»»
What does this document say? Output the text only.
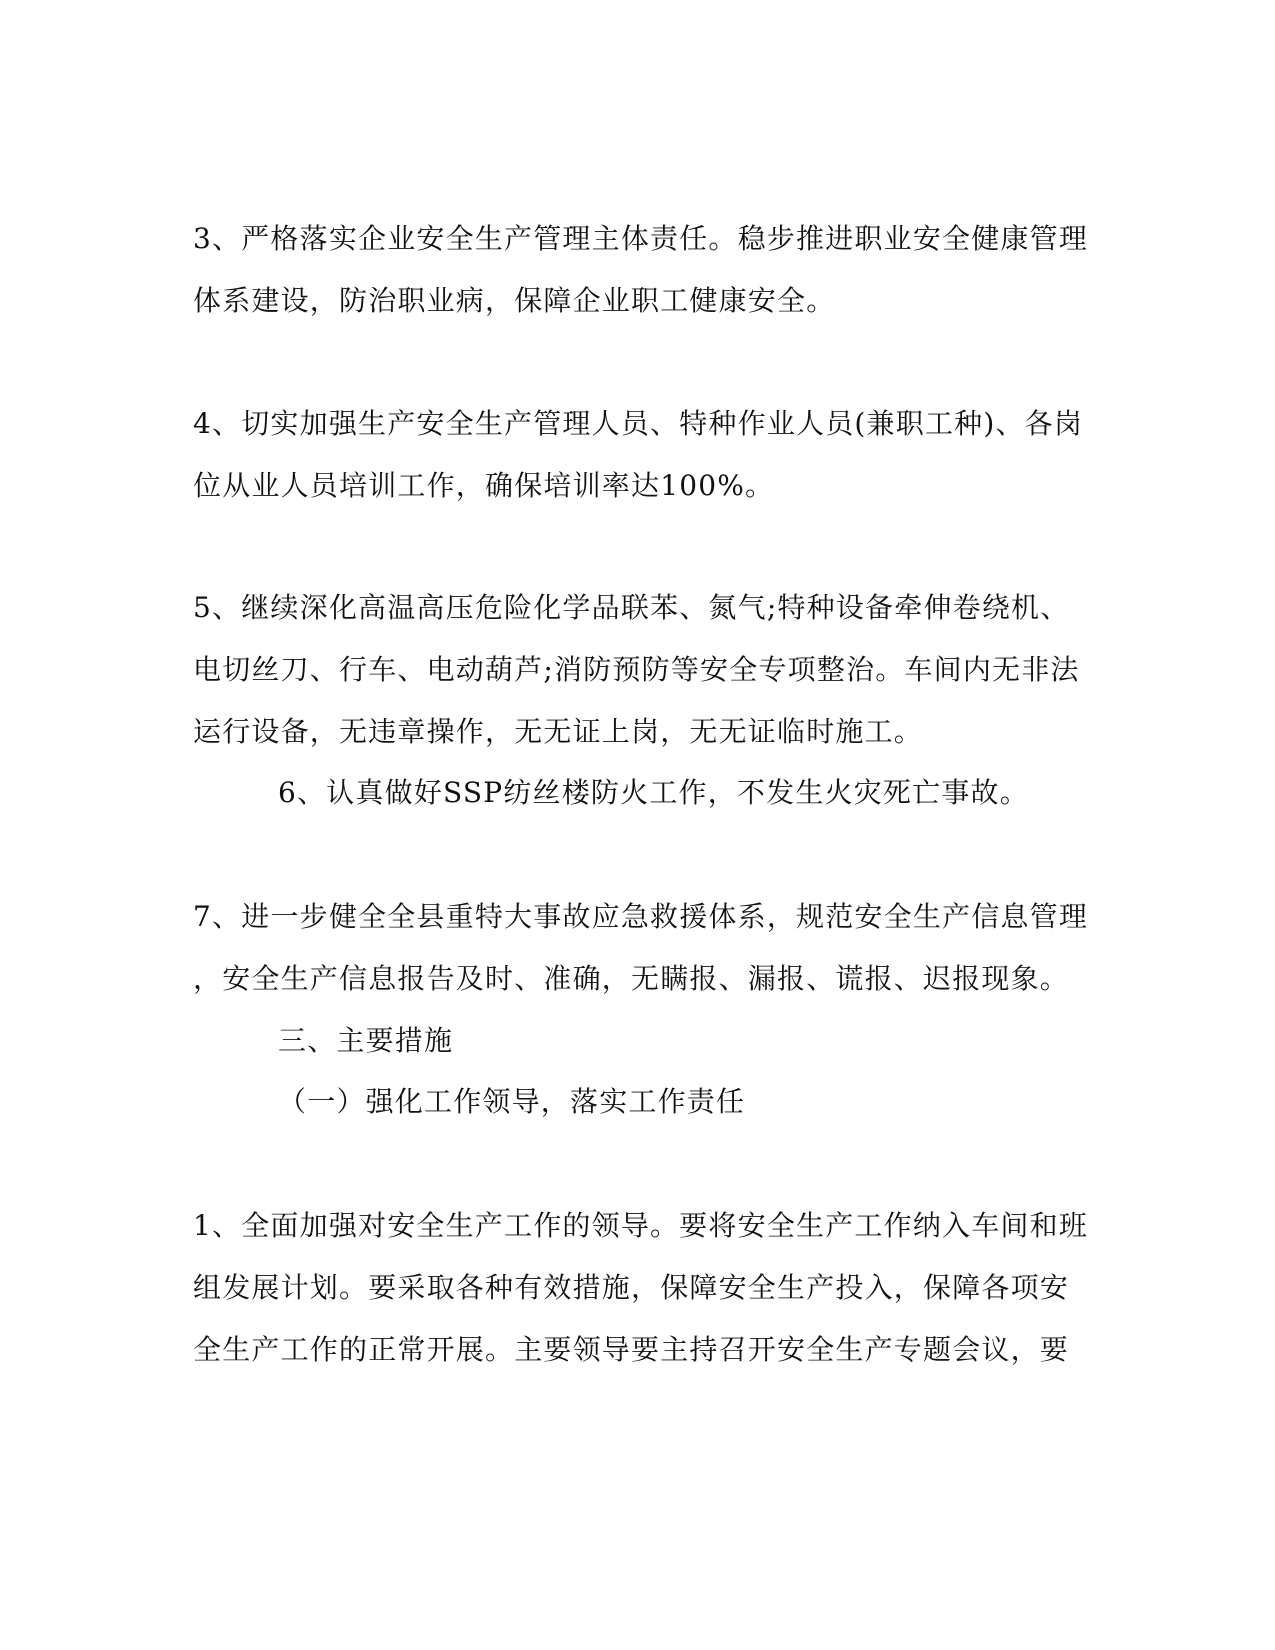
3、严格落实企业安全生产管理主体责任。稳步推进职业安全健康管理
体系建设，防治职业病，保障企业职工健康安全。
4、切实加强生产安全生产管理人员、特种作业人员(兼职工种)、各岗
位从业人员培训工作，确保培训率达100%。
5、继续深化高温高压危险化学品联苯、氮气;特种设备牵伸卷绕机、
电切丝刀、行车、电动葫芦;消防预防等安全专项整治。车间内无非法
运行设备，无违章操作，无无证上岗，无无证临时施工。
6、认真做好SSP纺丝楼防火工作，不发生火灾死亡事故。
7、进一步健全全县重特大事故应急救援体系，规范安全生产信息管理
，安全生产信息报告及时、准确，无瞒报、漏报、谎报、迟报现象。
三、主要措施
（一）强化工作领导，落实工作责任
1、全面加强对安全生产工作的领导。要将安全生产工作纳入车间和班
组发展计划。要采取各种有效措施，保障安全生产投入，保障各项安
全生产工作的正常开展。主要领导要主持召开安全生产专题会议，要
««
WHAT IS REQUIRED: Copy out all the records exactly, excluding pictures.

FULL SOLUTION:
What does this document say? Output the text only.
3、严格落实企业安全生产管理主体责任。稳步推进职业安全健康管理
体系建设，防治职业病，保障企业职工健康安全。
4、切实加强生产安全生产管理人员、特种作业人员(兼职工种)、各岗
位从业人员培训工作，确保培训率达100%。
5、继续深化高温高压危险化学品联苯、氮气;特种设备牵伸卷绕机、
电切丝刀、行车、电动葫芦;消防预防等安全专项整治。车间内无非法
运行设备，无违章操作，无无证上岗，无无证临时施工。
6、认真做好SSP纺丝楼防火工作，不发生火灾死亡事故。
7、进一步健全全县重特大事故应急救援体系，规范安全生产信息管理
，安全生产信息报告及时、准确，无瞒报、漏报、谎报、迟报现象。
三、主要措施
（一）强化工作领导，落实工作责任
1、全面加强对安全生产工作的领导。要将安全生产工作纳入车间和班
组发展计划。要采取各种有效措施，保障安全生产投入，保障各项安
全生产工作的正常开展。主要领导要主持召开安全生产专题会议，要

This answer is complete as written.